Direction: Determine how many lines contain the string "שיעור". Reply with that figure and nothing else.

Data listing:
########
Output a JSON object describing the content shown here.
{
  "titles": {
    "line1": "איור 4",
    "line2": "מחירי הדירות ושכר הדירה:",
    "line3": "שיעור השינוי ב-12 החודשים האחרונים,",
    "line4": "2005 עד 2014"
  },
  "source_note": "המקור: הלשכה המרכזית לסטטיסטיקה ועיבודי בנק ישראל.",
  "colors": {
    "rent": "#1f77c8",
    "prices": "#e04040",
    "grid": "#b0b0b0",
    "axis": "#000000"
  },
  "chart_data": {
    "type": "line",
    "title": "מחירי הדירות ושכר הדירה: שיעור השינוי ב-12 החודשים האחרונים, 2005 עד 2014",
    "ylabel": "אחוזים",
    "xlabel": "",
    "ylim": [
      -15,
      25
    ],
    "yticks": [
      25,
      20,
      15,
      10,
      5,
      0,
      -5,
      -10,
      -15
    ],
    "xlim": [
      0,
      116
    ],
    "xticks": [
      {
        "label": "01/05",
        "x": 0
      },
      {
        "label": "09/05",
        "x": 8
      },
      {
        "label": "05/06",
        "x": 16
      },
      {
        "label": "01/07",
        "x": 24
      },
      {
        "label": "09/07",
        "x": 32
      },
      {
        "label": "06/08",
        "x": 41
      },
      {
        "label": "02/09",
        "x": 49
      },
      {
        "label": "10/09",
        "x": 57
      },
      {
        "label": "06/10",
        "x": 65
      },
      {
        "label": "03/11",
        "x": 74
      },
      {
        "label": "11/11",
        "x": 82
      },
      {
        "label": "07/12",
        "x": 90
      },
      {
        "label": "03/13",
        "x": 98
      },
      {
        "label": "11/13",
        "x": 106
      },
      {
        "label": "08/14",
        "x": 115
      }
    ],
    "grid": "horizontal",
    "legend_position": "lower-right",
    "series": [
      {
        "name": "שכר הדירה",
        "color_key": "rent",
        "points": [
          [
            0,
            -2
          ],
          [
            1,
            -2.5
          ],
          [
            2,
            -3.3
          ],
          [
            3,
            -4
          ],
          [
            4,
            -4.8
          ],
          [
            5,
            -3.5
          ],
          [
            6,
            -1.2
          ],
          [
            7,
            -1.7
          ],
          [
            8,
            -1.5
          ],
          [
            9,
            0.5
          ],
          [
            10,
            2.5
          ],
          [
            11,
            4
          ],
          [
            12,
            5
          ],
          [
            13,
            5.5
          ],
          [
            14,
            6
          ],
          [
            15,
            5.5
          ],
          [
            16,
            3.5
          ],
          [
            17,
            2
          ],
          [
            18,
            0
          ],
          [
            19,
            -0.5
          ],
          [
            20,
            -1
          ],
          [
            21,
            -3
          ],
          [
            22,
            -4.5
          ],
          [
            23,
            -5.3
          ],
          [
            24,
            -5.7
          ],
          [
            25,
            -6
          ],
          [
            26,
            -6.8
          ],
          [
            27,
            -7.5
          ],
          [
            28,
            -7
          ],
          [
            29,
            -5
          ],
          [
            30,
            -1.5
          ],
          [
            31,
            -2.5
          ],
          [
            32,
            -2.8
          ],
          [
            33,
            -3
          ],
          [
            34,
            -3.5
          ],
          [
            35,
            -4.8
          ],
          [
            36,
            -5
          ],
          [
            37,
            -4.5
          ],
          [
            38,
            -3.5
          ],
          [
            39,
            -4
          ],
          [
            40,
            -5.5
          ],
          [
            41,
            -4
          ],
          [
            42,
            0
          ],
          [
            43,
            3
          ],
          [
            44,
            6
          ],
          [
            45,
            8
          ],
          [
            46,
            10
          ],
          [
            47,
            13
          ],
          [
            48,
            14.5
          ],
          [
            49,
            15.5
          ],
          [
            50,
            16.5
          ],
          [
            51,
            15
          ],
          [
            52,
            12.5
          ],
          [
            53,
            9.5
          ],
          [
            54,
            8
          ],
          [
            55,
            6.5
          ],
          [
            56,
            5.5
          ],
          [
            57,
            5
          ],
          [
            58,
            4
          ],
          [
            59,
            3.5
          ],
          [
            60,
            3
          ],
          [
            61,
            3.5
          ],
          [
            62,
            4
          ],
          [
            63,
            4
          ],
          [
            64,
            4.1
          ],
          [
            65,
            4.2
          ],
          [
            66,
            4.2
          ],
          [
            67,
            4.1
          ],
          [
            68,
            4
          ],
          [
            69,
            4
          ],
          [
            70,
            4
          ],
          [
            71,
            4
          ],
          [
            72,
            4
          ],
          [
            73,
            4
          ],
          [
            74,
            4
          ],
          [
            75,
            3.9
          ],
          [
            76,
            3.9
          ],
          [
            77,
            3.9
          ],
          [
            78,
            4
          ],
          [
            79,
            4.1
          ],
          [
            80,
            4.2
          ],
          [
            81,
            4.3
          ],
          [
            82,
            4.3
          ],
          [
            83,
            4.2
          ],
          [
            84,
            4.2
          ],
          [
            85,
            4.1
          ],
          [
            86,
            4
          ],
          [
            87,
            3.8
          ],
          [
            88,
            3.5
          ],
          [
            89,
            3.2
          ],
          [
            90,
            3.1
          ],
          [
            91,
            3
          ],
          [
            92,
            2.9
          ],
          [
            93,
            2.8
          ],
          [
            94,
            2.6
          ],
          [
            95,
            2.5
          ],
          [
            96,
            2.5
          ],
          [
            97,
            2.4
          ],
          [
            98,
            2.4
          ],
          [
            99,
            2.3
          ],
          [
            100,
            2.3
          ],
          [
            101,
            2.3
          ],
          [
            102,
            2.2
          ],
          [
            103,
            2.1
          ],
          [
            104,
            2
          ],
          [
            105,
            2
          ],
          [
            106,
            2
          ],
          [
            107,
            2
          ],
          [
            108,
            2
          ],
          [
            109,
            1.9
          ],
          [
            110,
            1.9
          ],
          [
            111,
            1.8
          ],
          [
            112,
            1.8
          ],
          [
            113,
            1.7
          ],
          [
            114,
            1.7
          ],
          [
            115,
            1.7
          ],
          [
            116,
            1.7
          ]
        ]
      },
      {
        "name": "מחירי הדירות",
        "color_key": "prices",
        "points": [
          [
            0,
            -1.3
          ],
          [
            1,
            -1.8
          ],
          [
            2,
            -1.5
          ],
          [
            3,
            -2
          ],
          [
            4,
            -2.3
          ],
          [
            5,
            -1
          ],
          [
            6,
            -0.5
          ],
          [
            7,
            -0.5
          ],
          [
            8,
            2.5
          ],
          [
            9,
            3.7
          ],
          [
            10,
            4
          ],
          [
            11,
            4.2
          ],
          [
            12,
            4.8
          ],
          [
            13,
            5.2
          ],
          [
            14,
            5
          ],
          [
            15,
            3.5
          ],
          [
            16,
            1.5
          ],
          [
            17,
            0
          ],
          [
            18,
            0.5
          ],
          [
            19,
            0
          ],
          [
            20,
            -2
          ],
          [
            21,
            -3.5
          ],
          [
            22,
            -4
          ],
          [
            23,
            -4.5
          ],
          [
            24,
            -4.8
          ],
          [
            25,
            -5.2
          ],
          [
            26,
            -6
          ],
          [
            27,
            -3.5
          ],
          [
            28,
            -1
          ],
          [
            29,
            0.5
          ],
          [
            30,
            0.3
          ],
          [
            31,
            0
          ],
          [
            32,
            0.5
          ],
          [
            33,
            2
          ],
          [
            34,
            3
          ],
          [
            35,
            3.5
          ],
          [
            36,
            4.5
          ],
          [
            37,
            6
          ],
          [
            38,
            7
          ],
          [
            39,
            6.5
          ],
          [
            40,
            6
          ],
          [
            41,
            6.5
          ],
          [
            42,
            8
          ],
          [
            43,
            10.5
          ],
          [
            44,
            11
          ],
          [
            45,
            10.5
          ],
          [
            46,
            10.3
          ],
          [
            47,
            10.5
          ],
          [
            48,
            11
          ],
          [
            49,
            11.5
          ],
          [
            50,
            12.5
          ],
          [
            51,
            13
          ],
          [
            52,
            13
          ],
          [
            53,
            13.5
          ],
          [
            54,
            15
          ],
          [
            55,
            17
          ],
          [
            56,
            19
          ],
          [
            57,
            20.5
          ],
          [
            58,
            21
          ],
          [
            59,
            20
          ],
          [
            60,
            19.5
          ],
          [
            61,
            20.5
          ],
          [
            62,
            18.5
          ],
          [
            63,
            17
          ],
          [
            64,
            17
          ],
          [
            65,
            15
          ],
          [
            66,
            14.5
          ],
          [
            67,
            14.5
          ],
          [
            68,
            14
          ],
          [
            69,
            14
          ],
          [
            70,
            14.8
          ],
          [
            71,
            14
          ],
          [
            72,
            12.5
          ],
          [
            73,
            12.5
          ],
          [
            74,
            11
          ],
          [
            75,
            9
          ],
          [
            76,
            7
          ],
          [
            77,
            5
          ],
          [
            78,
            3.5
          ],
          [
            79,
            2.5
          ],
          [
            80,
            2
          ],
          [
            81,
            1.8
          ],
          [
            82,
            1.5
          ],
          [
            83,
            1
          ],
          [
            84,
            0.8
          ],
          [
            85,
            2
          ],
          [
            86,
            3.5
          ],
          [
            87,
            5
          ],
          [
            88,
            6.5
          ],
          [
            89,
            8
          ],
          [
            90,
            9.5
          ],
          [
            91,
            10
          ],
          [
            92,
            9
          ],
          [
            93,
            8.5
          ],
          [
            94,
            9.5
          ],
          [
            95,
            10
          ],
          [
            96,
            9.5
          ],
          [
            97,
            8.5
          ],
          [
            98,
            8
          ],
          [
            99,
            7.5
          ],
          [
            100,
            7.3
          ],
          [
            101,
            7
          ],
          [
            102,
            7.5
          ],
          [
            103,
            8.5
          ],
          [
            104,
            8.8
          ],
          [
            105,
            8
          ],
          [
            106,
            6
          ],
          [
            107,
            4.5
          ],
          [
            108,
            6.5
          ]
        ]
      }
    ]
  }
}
########
Solution to this problem: 2